◆ **Records to use**:

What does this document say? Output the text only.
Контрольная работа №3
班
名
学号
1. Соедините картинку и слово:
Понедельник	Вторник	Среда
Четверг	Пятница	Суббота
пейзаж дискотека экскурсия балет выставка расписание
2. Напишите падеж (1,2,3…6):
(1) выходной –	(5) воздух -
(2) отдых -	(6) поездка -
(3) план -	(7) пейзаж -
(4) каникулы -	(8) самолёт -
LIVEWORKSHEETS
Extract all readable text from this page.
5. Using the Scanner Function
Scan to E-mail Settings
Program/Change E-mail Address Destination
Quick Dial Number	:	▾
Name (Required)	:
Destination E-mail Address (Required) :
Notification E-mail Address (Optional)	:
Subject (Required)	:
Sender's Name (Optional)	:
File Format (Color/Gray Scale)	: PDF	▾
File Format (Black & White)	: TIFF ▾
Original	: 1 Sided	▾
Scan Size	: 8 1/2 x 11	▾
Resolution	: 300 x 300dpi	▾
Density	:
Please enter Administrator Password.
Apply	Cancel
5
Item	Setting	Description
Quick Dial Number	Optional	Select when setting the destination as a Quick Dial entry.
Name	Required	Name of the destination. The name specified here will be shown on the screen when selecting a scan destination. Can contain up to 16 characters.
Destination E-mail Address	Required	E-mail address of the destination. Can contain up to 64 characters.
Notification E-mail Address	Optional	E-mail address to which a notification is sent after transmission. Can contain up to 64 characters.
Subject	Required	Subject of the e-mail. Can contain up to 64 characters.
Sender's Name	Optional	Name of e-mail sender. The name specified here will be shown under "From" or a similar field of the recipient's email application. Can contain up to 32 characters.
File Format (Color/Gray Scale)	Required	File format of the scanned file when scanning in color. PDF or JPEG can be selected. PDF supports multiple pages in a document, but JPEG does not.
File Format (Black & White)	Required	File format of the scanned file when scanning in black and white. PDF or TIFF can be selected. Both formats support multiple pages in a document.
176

◆ **Stated problem**:
Which lines in the listing above hold the word "Name"? Show each of them.

◆ **Correct output**:
Name (Required)	:
Sender's Name (Optional)	:
Name	Required	Name of the destination. The name specified here will be shown on the screen when selecting a scan destination. Can contain up to 16 characters.
Sender's Name	Optional	Name of e-mail sender. The name specified here will be shown under "From" or a similar field of the recipient's email application. Can contain up to 32 characters.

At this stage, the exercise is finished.